>>>

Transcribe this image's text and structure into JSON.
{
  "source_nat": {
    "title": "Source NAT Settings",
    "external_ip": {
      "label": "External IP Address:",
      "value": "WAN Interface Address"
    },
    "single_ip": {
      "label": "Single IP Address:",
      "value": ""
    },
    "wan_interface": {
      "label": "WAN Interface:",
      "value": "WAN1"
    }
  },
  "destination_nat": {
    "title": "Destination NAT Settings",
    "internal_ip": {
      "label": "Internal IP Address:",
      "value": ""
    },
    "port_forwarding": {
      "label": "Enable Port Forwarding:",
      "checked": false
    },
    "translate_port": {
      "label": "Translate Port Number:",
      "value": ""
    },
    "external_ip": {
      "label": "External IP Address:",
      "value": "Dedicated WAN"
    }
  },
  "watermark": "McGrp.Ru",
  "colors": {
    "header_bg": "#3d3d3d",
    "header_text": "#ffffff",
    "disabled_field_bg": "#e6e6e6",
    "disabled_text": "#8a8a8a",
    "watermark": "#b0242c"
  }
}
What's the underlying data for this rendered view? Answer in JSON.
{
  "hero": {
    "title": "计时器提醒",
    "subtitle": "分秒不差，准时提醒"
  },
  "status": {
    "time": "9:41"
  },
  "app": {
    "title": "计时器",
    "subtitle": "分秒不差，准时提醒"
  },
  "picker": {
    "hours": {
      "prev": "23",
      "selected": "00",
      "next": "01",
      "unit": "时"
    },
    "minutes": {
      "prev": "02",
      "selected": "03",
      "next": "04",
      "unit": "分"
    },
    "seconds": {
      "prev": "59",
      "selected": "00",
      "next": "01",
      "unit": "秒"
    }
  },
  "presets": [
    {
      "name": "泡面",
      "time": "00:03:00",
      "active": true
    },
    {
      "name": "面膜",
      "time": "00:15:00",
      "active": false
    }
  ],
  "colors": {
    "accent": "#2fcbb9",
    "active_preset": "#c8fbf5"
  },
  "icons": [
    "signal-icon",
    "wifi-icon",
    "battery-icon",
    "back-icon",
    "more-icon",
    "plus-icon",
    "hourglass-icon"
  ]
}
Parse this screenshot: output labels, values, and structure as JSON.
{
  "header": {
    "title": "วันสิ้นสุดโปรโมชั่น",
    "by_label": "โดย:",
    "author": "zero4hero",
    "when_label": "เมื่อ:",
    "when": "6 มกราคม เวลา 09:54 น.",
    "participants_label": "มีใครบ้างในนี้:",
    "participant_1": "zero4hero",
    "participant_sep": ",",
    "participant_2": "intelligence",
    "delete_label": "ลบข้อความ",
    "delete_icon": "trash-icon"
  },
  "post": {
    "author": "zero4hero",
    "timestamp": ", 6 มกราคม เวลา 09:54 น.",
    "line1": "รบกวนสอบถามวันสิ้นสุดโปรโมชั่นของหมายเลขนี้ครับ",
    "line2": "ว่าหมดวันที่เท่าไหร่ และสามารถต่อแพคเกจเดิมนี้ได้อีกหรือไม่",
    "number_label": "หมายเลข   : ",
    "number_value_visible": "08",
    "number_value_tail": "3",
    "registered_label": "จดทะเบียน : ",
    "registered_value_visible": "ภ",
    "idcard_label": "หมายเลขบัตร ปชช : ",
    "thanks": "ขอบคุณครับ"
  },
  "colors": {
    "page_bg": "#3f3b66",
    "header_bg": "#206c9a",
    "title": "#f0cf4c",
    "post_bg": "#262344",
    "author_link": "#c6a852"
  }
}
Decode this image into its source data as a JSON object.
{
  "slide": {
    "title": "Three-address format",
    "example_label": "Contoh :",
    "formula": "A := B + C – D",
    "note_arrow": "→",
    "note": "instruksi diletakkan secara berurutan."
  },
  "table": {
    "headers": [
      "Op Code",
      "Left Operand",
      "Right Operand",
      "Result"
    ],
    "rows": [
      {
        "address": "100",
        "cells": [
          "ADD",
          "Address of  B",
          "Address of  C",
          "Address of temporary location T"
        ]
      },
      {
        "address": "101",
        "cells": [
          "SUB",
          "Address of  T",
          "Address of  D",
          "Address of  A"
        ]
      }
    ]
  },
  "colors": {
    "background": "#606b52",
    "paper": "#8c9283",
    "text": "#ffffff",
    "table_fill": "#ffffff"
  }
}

<<<

▶ STATED TASK
Write out the full set of records exactly as given.

▶ SOLVED PROBLEM
Transcribe this image's text and structure into JSON.
{
  "source_nat": {
    "title": "Source NAT Settings",
    "external_ip": {
      "label": "External IP Address:",
      "value": "WAN Interface Address"
    },
    "single_ip": {
      "label": "Single IP Address:",
      "value": ""
    },
    "wan_interface": {
      "label": "WAN Interface:",
      "value": "WAN1"
    }
  },
  "destination_nat": {
    "title": "Destination NAT Settings",
    "internal_ip": {
      "label": "Internal IP Address:",
      "value": ""
    },
    "port_forwarding": {
      "label": "Enable Port Forwarding:",
      "checked": false
    },
    "translate_port": {
      "label": "Translate Port Number:",
      "value": ""
    },
    "external_ip": {
      "label": "External IP Address:",
      "value": "Dedicated WAN"
    }
  },
  "watermark": "McGrp.Ru",
  "colors": {
    "header_bg": "#3d3d3d",
    "header_text": "#ffffff",
    "disabled_field_bg": "#e6e6e6",
    "disabled_text": "#8a8a8a",
    "watermark": "#b0242c"
  }
}
What's the underlying data for this rendered view? Answer in JSON.
{
  "hero": {
    "title": "计时器提醒",
    "subtitle": "分秒不差，准时提醒"
  },
  "status": {
    "time": "9:41"
  },
  "app": {
    "title": "计时器",
    "subtitle": "分秒不差，准时提醒"
  },
  "picker": {
    "hours": {
      "prev": "23",
      "selected": "00",
      "next": "01",
      "unit": "时"
    },
    "minutes": {
      "prev": "02",
      "selected": "03",
      "next": "04",
      "unit": "分"
    },
    "seconds": {
      "prev": "59",
      "selected": "00",
      "next": "01",
      "unit": "秒"
    }
  },
  "presets": [
    {
      "name": "泡面",
      "time": "00:03:00",
      "active": true
    },
    {
      "name": "面膜",
      "time": "00:15:00",
      "active": false
    }
  ],
  "colors": {
    "accent": "#2fcbb9",
    "active_preset": "#c8fbf5"
  },
  "icons": [
    "signal-icon",
    "wifi-icon",
    "battery-icon",
    "back-icon",
    "more-icon",
    "plus-icon",
    "hourglass-icon"
  ]
}
Parse this screenshot: output labels, values, and structure as JSON.
{
  "header": {
    "title": "วันสิ้นสุดโปรโมชั่น",
    "by_label": "โดย:",
    "author": "zero4hero",
    "when_label": "เมื่อ:",
    "when": "6 มกราคม เวลา 09:54 น.",
    "participants_label": "มีใครบ้างในนี้:",
    "participant_1": "zero4hero",
    "participant_sep": ",",
    "participant_2": "intelligence",
    "delete_label": "ลบข้อความ",
    "delete_icon": "trash-icon"
  },
  "post": {
    "author": "zero4hero",
    "timestamp": ", 6 มกราคม เวลา 09:54 น.",
    "line1": "รบกวนสอบถามวันสิ้นสุดโปรโมชั่นของหมายเลขนี้ครับ",
    "line2": "ว่าหมดวันที่เท่าไหร่ และสามารถต่อแพคเกจเดิมนี้ได้อีกหรือไม่",
    "number_label": "หมายเลข   : ",
    "number_value_visible": "08",
    "number_value_tail": "3",
    "registered_label": "จดทะเบียน : ",
    "registered_value_visible": "ภ",
    "idcard_label": "หมายเลขบัตร ปชช : ",
    "thanks": "ขอบคุณครับ"
  },
  "colors": {
    "page_bg": "#3f3b66",
    "header_bg": "#206c9a",
    "title": "#f0cf4c",
    "post_bg": "#262344",
    "author_link": "#c6a852"
  }
}
Decode this image into its source data as a JSON object.
{
  "slide": {
    "title": "Three-address format",
    "example_label": "Contoh :",
    "formula": "A := B + C – D",
    "note_arrow": "→",
    "note": "instruksi diletakkan secara berurutan."
  },
  "table": {
    "headers": [
      "Op Code",
      "Left Operand",
      "Right Operand",
      "Result"
    ],
    "rows": [
      {
        "address": "100",
        "cells": [
          "ADD",
          "Address of  B",
          "Address of  C",
          "Address of temporary location T"
        ]
      },
      {
        "address": "101",
        "cells": [
          "SUB",
          "Address of  T",
          "Address of  D",
          "Address of  A"
        ]
      }
    ]
  },
  "colors": {
    "background": "#606b52",
    "paper": "#8c9283",
    "text": "#ffffff",
    "table_fill": "#ffffff"
  }
}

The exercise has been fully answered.